▸ **The task**
Each entry must be reproduced precisely as it stands.
#### Supplied information
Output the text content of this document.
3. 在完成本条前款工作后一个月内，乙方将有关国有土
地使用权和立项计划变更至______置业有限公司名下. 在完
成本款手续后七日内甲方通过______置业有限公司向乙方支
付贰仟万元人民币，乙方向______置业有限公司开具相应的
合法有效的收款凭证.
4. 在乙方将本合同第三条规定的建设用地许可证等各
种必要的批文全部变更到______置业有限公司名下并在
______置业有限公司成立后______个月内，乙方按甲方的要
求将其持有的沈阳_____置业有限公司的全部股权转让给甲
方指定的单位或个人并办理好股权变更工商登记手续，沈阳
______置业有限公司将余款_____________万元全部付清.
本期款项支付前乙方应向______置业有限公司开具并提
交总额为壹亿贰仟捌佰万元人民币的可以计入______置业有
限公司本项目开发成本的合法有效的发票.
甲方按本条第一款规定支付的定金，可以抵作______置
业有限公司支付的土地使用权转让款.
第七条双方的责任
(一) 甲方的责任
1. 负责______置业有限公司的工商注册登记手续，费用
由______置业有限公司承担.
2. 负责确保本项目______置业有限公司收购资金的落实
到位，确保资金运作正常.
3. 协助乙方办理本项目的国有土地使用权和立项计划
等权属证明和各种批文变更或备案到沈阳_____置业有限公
########
▸ **Problem solution**
Output the text content of this document.
3. 在完成本条前款工作后一个月内，乙方将有关国有土
地使用权和立项计划变更至______置业有限公司名下. 在完
成本款手续后七日内甲方通过______置业有限公司向乙方支
付贰仟万元人民币，乙方向______置业有限公司开具相应的
合法有效的收款凭证.
4. 在乙方将本合同第三条规定的建设用地许可证等各
种必要的批文全部变更到______置业有限公司名下并在
______置业有限公司成立后______个月内，乙方按甲方的要
求将其持有的沈阳_____置业有限公司的全部股权转让给甲
方指定的单位或个人并办理好股权变更工商登记手续，沈阳
______置业有限公司将余款_____________万元全部付清.
本期款项支付前乙方应向______置业有限公司开具并提
交总额为壹亿贰仟捌佰万元人民币的可以计入______置业有
限公司本项目开发成本的合法有效的发票.
甲方按本条第一款规定支付的定金，可以抵作______置
业有限公司支付的土地使用权转让款.
第七条双方的责任
(一) 甲方的责任
1. 负责______置业有限公司的工商注册登记手续，费用
由______置业有限公司承担.
2. 负责确保本项目______置业有限公司收购资金的落实
到位，确保资金运作正常.
3. 协助乙方办理本项目的国有土地使用权和立项计划
等权属证明和各种批文变更或备案到沈阳_____置业有限公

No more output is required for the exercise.